**What the task requires:** Only lines holding the string "Bytes" are wanted; copy each one from the material.

(Dataset records)
• • • •

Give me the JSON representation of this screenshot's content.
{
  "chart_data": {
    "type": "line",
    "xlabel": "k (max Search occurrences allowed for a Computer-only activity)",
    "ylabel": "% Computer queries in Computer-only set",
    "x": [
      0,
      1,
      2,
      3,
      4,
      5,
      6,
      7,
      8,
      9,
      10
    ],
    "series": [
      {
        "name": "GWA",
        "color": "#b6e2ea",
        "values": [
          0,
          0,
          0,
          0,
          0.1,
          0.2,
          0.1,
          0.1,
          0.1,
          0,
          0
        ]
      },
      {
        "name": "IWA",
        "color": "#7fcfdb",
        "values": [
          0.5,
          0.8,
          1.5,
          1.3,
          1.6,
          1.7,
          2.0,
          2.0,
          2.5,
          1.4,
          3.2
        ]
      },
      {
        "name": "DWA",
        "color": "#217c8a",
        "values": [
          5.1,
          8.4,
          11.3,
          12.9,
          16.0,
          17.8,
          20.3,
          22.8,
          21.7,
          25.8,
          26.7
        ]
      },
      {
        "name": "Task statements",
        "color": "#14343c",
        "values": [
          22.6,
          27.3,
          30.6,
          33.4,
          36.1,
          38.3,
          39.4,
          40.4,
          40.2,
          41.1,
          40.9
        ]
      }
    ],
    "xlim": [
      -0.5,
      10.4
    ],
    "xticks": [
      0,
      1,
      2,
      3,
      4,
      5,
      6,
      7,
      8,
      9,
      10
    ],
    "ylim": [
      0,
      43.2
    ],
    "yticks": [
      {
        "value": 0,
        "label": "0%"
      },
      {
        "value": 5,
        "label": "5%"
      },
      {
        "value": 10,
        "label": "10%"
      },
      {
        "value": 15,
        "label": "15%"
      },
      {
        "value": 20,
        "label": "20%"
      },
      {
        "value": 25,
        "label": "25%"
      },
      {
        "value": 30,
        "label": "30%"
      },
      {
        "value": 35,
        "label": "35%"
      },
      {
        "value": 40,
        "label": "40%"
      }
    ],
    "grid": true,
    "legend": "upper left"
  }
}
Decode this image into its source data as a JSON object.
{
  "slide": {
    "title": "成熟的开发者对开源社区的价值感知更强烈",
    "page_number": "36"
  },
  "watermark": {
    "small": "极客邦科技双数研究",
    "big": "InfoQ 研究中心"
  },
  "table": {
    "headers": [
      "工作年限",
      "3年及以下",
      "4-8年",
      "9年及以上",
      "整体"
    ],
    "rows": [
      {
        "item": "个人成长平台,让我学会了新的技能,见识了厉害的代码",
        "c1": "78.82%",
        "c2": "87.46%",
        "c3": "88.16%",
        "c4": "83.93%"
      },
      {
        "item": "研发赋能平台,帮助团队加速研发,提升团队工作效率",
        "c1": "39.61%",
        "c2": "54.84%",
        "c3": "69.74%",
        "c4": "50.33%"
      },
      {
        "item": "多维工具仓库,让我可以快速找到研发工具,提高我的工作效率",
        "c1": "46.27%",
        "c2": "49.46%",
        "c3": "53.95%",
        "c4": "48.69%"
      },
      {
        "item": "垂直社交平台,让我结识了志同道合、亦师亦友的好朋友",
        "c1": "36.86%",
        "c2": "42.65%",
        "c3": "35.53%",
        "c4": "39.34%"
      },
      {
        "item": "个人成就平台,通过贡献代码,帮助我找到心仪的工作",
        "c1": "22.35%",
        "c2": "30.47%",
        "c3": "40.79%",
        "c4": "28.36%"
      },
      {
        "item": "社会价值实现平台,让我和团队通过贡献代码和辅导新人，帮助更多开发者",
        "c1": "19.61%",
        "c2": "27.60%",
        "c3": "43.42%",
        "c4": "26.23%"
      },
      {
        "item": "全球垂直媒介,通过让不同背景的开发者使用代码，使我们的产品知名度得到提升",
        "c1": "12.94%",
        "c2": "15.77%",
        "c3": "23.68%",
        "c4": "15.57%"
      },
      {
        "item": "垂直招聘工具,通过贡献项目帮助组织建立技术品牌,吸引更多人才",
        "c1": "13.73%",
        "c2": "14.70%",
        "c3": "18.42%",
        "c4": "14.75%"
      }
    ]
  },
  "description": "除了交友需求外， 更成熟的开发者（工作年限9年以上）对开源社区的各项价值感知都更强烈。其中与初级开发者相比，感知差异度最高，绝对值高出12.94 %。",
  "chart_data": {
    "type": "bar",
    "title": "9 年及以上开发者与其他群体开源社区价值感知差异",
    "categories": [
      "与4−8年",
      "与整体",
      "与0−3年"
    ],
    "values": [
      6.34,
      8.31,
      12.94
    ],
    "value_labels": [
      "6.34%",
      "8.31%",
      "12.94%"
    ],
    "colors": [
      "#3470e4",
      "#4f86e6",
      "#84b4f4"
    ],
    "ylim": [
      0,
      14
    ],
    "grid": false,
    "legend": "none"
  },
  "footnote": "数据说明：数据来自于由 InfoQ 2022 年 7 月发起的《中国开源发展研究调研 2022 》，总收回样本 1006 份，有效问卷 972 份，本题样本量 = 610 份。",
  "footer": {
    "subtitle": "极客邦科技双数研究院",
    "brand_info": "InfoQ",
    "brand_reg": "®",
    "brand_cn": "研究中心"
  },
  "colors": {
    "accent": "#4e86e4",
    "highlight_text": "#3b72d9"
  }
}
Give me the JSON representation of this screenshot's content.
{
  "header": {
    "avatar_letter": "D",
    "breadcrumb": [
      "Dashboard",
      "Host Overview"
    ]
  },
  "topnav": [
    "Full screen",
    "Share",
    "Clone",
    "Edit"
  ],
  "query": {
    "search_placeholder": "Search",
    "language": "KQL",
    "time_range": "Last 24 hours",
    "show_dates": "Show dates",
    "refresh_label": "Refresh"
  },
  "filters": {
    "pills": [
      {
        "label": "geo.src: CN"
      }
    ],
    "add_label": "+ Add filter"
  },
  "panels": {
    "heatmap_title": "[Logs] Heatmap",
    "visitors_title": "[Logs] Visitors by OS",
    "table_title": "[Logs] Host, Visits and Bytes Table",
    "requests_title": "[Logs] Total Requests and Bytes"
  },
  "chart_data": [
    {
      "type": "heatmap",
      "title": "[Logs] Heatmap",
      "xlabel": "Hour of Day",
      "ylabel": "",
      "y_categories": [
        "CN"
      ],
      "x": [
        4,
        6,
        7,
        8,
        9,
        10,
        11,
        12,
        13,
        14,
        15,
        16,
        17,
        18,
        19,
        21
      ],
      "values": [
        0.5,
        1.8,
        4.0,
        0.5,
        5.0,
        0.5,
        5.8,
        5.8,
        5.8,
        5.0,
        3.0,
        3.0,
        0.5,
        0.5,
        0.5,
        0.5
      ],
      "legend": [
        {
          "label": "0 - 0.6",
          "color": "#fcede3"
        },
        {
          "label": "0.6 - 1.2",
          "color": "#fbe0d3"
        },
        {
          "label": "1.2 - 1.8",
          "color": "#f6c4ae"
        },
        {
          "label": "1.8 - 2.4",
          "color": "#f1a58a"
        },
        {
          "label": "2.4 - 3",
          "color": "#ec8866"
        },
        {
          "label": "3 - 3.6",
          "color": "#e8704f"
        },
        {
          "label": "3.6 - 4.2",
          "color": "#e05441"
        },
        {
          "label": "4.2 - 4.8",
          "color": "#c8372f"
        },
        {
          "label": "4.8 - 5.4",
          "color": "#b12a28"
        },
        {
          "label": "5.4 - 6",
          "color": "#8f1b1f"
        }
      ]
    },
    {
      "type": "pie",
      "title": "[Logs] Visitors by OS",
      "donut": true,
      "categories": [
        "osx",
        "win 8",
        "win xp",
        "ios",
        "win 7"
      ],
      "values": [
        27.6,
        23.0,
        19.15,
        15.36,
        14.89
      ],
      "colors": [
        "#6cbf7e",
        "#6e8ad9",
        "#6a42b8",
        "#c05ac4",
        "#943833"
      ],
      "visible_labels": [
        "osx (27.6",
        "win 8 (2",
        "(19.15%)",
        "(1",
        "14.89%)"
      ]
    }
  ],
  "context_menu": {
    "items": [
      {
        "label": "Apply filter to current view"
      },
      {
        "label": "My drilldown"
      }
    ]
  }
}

• • • •

**Exercise response:**
    "table_title": "[Logs] Host, Visits and Bytes Table",
    "requests_title": "[Logs] Total Requests and Bytes"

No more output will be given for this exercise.